# start of Records for this task

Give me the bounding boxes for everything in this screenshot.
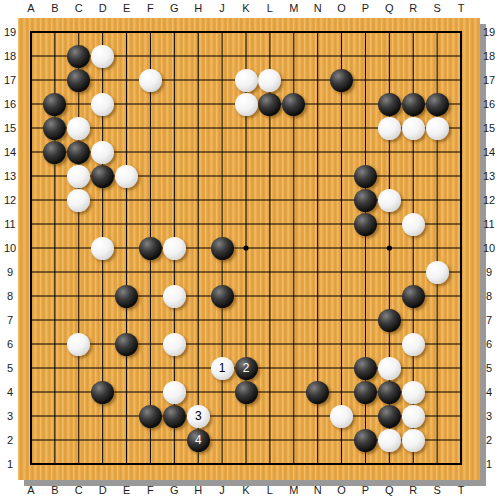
column-label-bottom: L [258,485,282,496]
stone-black-q7 [378,309,401,332]
row-label-right: 16 [477,99,500,110]
row-label-left: 1 [0,459,22,470]
column-label-bottom: M [282,485,306,496]
stone-white-g6 [163,333,186,356]
row-label-right: 14 [477,147,500,158]
row-label-right: 8 [477,291,500,302]
move-number-label: 1 [219,361,226,375]
row-label-right: 6 [477,339,500,350]
move-number-label: 2 [243,361,250,375]
column-label-bottom: E [115,485,139,496]
column-label-bottom: C [67,485,91,496]
stone-white-r3 [402,405,425,428]
row-label-left: 3 [0,411,22,422]
row-label-right: 3 [477,411,500,422]
stone-black-e6 [115,333,138,356]
stone-black-r16 [402,93,425,116]
stone-black-b14 [43,141,66,164]
column-label-top: A [19,3,43,14]
row-label-right: 7 [477,315,500,326]
stone-black-h2: 4 [187,429,210,452]
stone-black-k4 [235,381,258,404]
stone-black-p4 [354,381,377,404]
stone-black-p11 [354,213,377,236]
stone-black-s16 [426,93,449,116]
column-label-bottom: A [19,485,43,496]
column-label-bottom: T [449,485,473,496]
stone-black-o17 [330,69,353,92]
row-label-right: 9 [477,267,500,278]
column-label-bottom: J [210,485,234,496]
row-label-left: 18 [0,51,22,62]
stone-white-d16 [91,93,114,116]
column-label-top: C [67,3,91,14]
row-label-left: 6 [0,339,22,350]
column-label-top: J [210,3,234,14]
stone-black-k5: 2 [235,357,258,380]
row-label-left: 8 [0,291,22,302]
stone-white-s15 [426,117,449,140]
stone-white-q2 [378,429,401,452]
row-label-right: 5 [477,363,500,374]
go-diagram: AABBCCDDEEFFGGHHJJKKLLMMNNOOPPQQRRSSTT19… [0,0,500,500]
column-label-bottom: O [330,485,354,496]
row-label-left: 17 [0,75,22,86]
column-label-top: P [353,3,377,14]
stone-white-c6 [67,333,90,356]
column-label-bottom: R [401,485,425,496]
row-label-left: 15 [0,123,22,134]
column-label-top: G [162,3,186,14]
row-label-right: 17 [477,75,500,86]
column-label-top: K [234,3,258,14]
column-label-bottom: G [162,485,186,496]
stone-white-r2 [402,429,425,452]
stone-black-p5 [354,357,377,380]
row-label-right: 12 [477,195,500,206]
column-label-top: T [449,3,473,14]
row-label-right: 2 [477,435,500,446]
stone-white-d18 [91,45,114,68]
row-label-left: 2 [0,435,22,446]
column-label-top: S [425,3,449,14]
stone-white-l17 [258,69,281,92]
column-label-top: B [43,3,67,14]
stone-white-r4 [402,381,425,404]
stone-white-r6 [402,333,425,356]
stone-black-q3 [378,405,401,428]
column-label-top: N [306,3,330,14]
stone-black-q4 [378,381,401,404]
row-label-right: 13 [477,171,500,182]
stone-black-d4 [91,381,114,404]
stone-white-k16 [235,93,258,116]
stone-white-o3 [330,405,353,428]
column-label-top: D [91,3,115,14]
row-label-left: 4 [0,387,22,398]
row-label-right: 19 [477,27,500,38]
stone-white-h3: 3 [187,405,210,428]
row-label-left: 13 [0,171,22,182]
stone-white-k17 [235,69,258,92]
stone-black-l16 [258,93,281,116]
stone-white-g10 [163,237,186,260]
stone-white-g8 [163,285,186,308]
stone-black-g3 [163,405,186,428]
stone-white-r15 [402,117,425,140]
row-label-left: 11 [0,219,22,230]
row-label-right: 4 [477,387,500,398]
column-label-top: M [282,3,306,14]
stone-white-e13 [115,165,138,188]
stone-black-b16 [43,93,66,116]
stone-white-q12 [378,189,401,212]
stone-black-q16 [378,93,401,116]
row-label-left: 9 [0,267,22,278]
stone-white-q15 [378,117,401,140]
row-label-left: 10 [0,243,22,254]
stone-black-e8 [115,285,138,308]
stone-black-c18 [67,45,90,68]
column-label-bottom: P [353,485,377,496]
stone-black-d13 [91,165,114,188]
row-label-left: 12 [0,195,22,206]
stone-black-j8 [211,285,234,308]
stone-white-d10 [91,237,114,260]
move-number-label: 4 [195,433,202,447]
stone-black-p2 [354,429,377,452]
stone-white-c12 [67,189,90,212]
column-label-bottom: D [91,485,115,496]
stone-white-j5: 1 [211,357,234,380]
column-label-bottom: S [425,485,449,496]
row-label-right: 18 [477,51,500,62]
stone-black-b15 [43,117,66,140]
stone-black-m16 [282,93,305,116]
column-label-top: F [138,3,162,14]
column-label-bottom: F [138,485,162,496]
row-label-right: 1 [477,459,500,470]
stone-black-r8 [402,285,425,308]
stone-white-f17 [139,69,162,92]
stone-black-n4 [306,381,329,404]
stone-black-f3 [139,405,162,428]
row-label-left: 5 [0,363,22,374]
column-label-bottom: B [43,485,67,496]
stone-white-c15 [67,117,90,140]
column-label-bottom: H [186,485,210,496]
stone-black-p12 [354,189,377,212]
stone-black-c14 [67,141,90,164]
stone-white-s9 [426,261,449,284]
column-label-top: O [330,3,354,14]
column-label-top: E [115,3,139,14]
column-label-top: H [186,3,210,14]
row-label-left: 19 [0,27,22,38]
stone-white-g4 [163,381,186,404]
column-label-top: L [258,3,282,14]
row-label-left: 14 [0,147,22,158]
move-number-label: 3 [195,409,202,423]
stone-white-q5 [378,357,401,380]
row-label-left: 7 [0,315,22,326]
stone-black-j10 [211,237,234,260]
column-label-bottom: Q [377,485,401,496]
stone-white-d14 [91,141,114,164]
stone-black-f10 [139,237,162,260]
column-label-top: R [401,3,425,14]
row-label-right: 11 [477,219,500,230]
column-label-top: Q [377,3,401,14]
column-label-bottom: K [234,485,258,496]
stone-white-r11 [402,213,425,236]
stone-white-c13 [67,165,90,188]
column-label-bottom: N [306,485,330,496]
row-label-left: 16 [0,99,22,110]
row-label-right: 10 [477,243,500,254]
stone-black-c17 [67,69,90,92]
row-label-right: 15 [477,123,500,134]
stone-black-p13 [354,165,377,188]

# end of Records for this task

What to do = Turn all of the entries above into a numbered list, skipping blank lines and leaving out the pictures.

Complete response =
1. Give me the bounding boxes for everything in this screenshot.
2. column-label-bottom: L [258,485,282,496]
3. stone-black-q7 [378,309,401,332]
4. row-label-right: 16 [477,99,500,110]
5. row-label-left: 1 [0,459,22,470]
6. column-label-bottom: M [282,485,306,496]
7. stone-white-g6 [163,333,186,356]
8. row-label-right: 14 [477,147,500,158]
9. row-label-right: 8 [477,291,500,302]
10. move-number-label: 1 [219,361,226,375]
11. row-label-right: 6 [477,339,500,350]
12. move-number-label: 2 [243,361,250,375]
13. column-label-bottom: E [115,485,139,496]
14. column-label-bottom: C [67,485,91,496]
15. stone-white-r3 [402,405,425,428]
16. row-label-left: 3 [0,411,22,422]
17. row-label-right: 3 [477,411,500,422]
18. stone-black-e6 [115,333,138,356]
19. stone-black-r16 [402,93,425,116]
20. stone-black-b14 [43,141,66,164]
21. column-label-top: A [19,3,43,14]
22. row-label-right: 7 [477,315,500,326]
23. stone-black-h2: 4 [187,429,210,452]
24. stone-black-k4 [235,381,258,404]
25. stone-black-p4 [354,381,377,404]
26. stone-black-p11 [354,213,377,236]
27. stone-black-s16 [426,93,449,116]
28. column-label-bottom: A [19,485,43,496]
29. column-label-bottom: T [449,485,473,496]
30. stone-black-o17 [330,69,353,92]
31. row-label-right: 9 [477,267,500,278]
32. column-label-bottom: J [210,485,234,496]
33. row-label-left: 18 [0,51,22,62]
34. stone-white-d16 [91,93,114,116]
35. column-label-top: C [67,3,91,14]
36. row-label-left: 6 [0,339,22,350]
37. column-label-top: J [210,3,234,14]
38. stone-black-k5: 2 [235,357,258,380]
39. row-label-left: 8 [0,291,22,302]
40. stone-white-s15 [426,117,449,140]
41. stone-white-q2 [378,429,401,452]
42. row-label-right: 5 [477,363,500,374]
43. go-diagram: AABBCCDDEEFFGGHHJJKKLLMMNNOOPPQQRRSSTT19… [0,0,500,500]
44. column-label-bottom: O [330,485,354,496]
45. row-label-left: 17 [0,75,22,86]
46. column-label-top: P [353,3,377,14]
47. stone-white-c6 [67,333,90,356]
48. column-label-bottom: R [401,485,425,496]
49. row-label-left: 15 [0,123,22,134]
50. column-label-top: G [162,3,186,14]
51. row-label-right: 17 [477,75,500,86]
52. column-label-top: K [234,3,258,14]
53. column-label-bottom: G [162,485,186,496]
54. stone-white-r2 [402,429,425,452]
55. stone-black-p5 [354,357,377,380]
56. row-label-right: 12 [477,195,500,206]
57. column-label-top: T [449,3,473,14]
58. row-label-right: 2 [477,435,500,446]
59. stone-white-d18 [91,45,114,68]
60. row-label-left: 2 [0,435,22,446]
61. column-label-top: S [425,3,449,14]
62. stone-white-l17 [258,69,281,92]
63. column-label-top: B [43,3,67,14]
64. stone-white-r4 [402,381,425,404]
65. stone-white-r6 [402,333,425,356]
66. stone-black-q3 [378,405,401,428]
67. column-label-top: N [306,3,330,14]
68. stone-black-q4 [378,381,401,404]
69. row-label-right: 13 [477,171,500,182]
70. stone-black-d4 [91,381,114,404]
71. stone-white-k16 [235,93,258,116]
72. stone-white-o3 [330,405,353,428]
73. column-label-top: D [91,3,115,14]
74. row-label-left: 4 [0,387,22,398]
75. row-label-right: 19 [477,27,500,38]
76. stone-white-h3: 3 [187,405,210,428]
77. row-label-left: 13 [0,171,22,182]
78. stone-white-k17 [235,69,258,92]
79. stone-black-l16 [258,93,281,116]
80. stone-white-g10 [163,237,186,260]
81. stone-white-g8 [163,285,186,308]
82. stone-black-g3 [163,405,186,428]
83. stone-white-r15 [402,117,425,140]
84. row-label-left: 11 [0,219,22,230]
85. row-label-right: 4 [477,387,500,398]
86. column-label-top: M [282,3,306,14]
87. stone-white-e13 [115,165,138,188]
88. stone-black-b16 [43,93,66,116]
89. stone-white-q12 [378,189,401,212]
90. stone-black-q16 [378,93,401,116]
91. row-label-left: 9 [0,267,22,278]
92. stone-white-q15 [378,117,401,140]
93. row-label-left: 10 [0,243,22,254]
94. stone-black-e8 [115,285,138,308]
95. stone-black-c18 [67,45,90,68]
96. column-label-bottom: P [353,485,377,496]
97. stone-black-d13 [91,165,114,188]
98. row-label-left: 12 [0,195,22,206]
99. stone-black-j8 [211,285,234,308]
100. stone-white-d10 [91,237,114,260]
101. move-number-label: 4 [195,433,202,447]
102. stone-black-p2 [354,429,377,452]
103. stone-white-c12 [67,189,90,212]
104. column-label-bottom: D [91,485,115,496]
105. stone-white-j5: 1 [211,357,234,380]
106. column-label-bottom: S [425,485,449,496]
107. row-label-right: 18 [477,51,500,62]
108. stone-black-b15 [43,117,66,140]
109. stone-black-m16 [282,93,305,116]
110. column-label-top: F [138,3,162,14]
111. column-label-bottom: F [138,485,162,496]
112. row-label-right: 1 [477,459,500,470]
113. stone-black-r8 [402,285,425,308]
114. stone-white-f17 [139,69,162,92]
115. stone-black-n4 [306,381,329,404]
116. stone-black-f3 [139,405,162,428]
117. row-label-left: 5 [0,363,22,374]
118. column-label-bottom: B [43,485,67,496]
119. stone-white-c15 [67,117,90,140]
120. column-label-bottom: H [186,485,210,496]
121. stone-black-p12 [354,189,377,212]
122. stone-black-c14 [67,141,90,164]
123. stone-white-s9 [426,261,449,284]
124. column-label-top: O [330,3,354,14]
125. column-label-top: E [115,3,139,14]
126. column-label-top: H [186,3,210,14]
127. row-label-left: 19 [0,27,22,38]
128. stone-white-g4 [163,381,186,404]
129. column-label-top: L [258,3,282,14]
130. row-label-left: 14 [0,147,22,158]
131. move-number-label: 3 [195,409,202,423]
132. stone-white-q5 [378,357,401,380]
133. row-label-left: 7 [0,315,22,326]
134. stone-black-j10 [211,237,234,260]
135. column-label-bottom: Q [377,485,401,496]
136. stone-white-d14 [91,141,114,164]
137. stone-black-f10 [139,237,162,260]
138. column-label-top: R [401,3,425,14]
139. row-label-right: 11 [477,219,500,230]
140. column-label-top: Q [377,3,401,14]
141. column-label-bottom: K [234,485,258,496]
142. stone-white-r11 [402,213,425,236]
143. stone-white-c13 [67,165,90,188]
144. column-label-bottom: N [306,485,330,496]
145. row-label-left: 16 [0,99,22,110]
146. row-label-right: 10 [477,243,500,254]
147. stone-black-c17 [67,69,90,92]
148. row-label-right: 15 [477,123,500,134]
149. stone-black-p13 [354,165,377,188]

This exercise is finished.